■ THE DATA ■
--- --- ---

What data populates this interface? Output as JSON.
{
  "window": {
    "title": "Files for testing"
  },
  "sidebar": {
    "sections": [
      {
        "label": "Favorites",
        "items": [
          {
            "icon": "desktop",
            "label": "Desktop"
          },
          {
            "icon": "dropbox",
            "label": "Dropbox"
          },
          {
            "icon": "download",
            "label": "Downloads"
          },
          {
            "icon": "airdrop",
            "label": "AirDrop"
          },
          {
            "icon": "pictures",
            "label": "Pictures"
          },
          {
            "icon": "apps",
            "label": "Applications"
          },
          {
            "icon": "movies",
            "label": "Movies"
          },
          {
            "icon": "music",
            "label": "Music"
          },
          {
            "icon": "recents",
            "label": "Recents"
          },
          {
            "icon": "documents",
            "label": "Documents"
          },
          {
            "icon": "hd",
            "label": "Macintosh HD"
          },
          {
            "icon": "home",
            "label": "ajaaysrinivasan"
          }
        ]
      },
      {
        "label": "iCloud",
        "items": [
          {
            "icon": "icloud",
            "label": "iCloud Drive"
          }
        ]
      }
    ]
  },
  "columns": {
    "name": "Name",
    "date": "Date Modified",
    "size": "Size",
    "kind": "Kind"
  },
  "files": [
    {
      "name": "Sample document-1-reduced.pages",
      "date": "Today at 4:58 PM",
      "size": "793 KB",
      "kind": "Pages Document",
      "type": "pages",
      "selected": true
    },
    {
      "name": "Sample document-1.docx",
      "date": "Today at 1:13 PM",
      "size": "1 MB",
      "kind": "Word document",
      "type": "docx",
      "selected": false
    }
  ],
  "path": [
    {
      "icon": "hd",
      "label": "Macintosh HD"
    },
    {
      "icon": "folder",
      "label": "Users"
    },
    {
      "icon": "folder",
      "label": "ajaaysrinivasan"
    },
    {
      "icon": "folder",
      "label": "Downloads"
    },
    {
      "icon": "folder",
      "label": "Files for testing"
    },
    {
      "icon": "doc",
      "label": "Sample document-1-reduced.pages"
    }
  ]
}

--- --- ---

■ JOB ■
Out of the material above, select every line that holds the string "date".

■ ANSWER TO THE TASK ■
    "date": "Date Modified",
      "date": "Today at 4:58 PM",
      "date": "Today at 1:13 PM",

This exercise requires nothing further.